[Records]
________________________________________
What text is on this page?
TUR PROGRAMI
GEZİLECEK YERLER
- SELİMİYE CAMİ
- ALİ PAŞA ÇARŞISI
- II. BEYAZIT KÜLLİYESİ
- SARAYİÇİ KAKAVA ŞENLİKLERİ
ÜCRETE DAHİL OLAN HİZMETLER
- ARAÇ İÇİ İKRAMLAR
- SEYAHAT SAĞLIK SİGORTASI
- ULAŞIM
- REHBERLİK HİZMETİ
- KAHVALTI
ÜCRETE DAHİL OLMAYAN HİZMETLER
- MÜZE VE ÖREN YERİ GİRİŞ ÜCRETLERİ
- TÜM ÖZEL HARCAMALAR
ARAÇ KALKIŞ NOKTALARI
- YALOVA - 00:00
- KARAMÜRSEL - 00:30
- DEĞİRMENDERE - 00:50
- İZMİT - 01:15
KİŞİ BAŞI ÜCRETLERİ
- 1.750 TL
________________________________________
> EXERCISE GOAL:
Please reproduce each record precisely as written.

> WRITTEN SOLUTION:
What text is on this page?
TUR PROGRAMI
GEZİLECEK YERLER
- SELİMİYE CAMİ
- ALİ PAŞA ÇARŞISI
- II. BEYAZIT KÜLLİYESİ
- SARAYİÇİ KAKAVA ŞENLİKLERİ
ÜCRETE DAHİL OLAN HİZMETLER
- ARAÇ İÇİ İKRAMLAR
- SEYAHAT SAĞLIK SİGORTASI
- ULAŞIM
- REHBERLİK HİZMETİ
- KAHVALTI
ÜCRETE DAHİL OLMAYAN HİZMETLER
- MÜZE VE ÖREN YERİ GİRİŞ ÜCRETLERİ
- TÜM ÖZEL HARCAMALAR
ARAÇ KALKIŞ NOKTALARI
- YALOVA - 00:00
- KARAMÜRSEL - 00:30
- DEĞİRMENDERE - 00:50
- İZMİT - 01:15
KİŞİ BAŞI ÜCRETLERİ
- 1.750 TL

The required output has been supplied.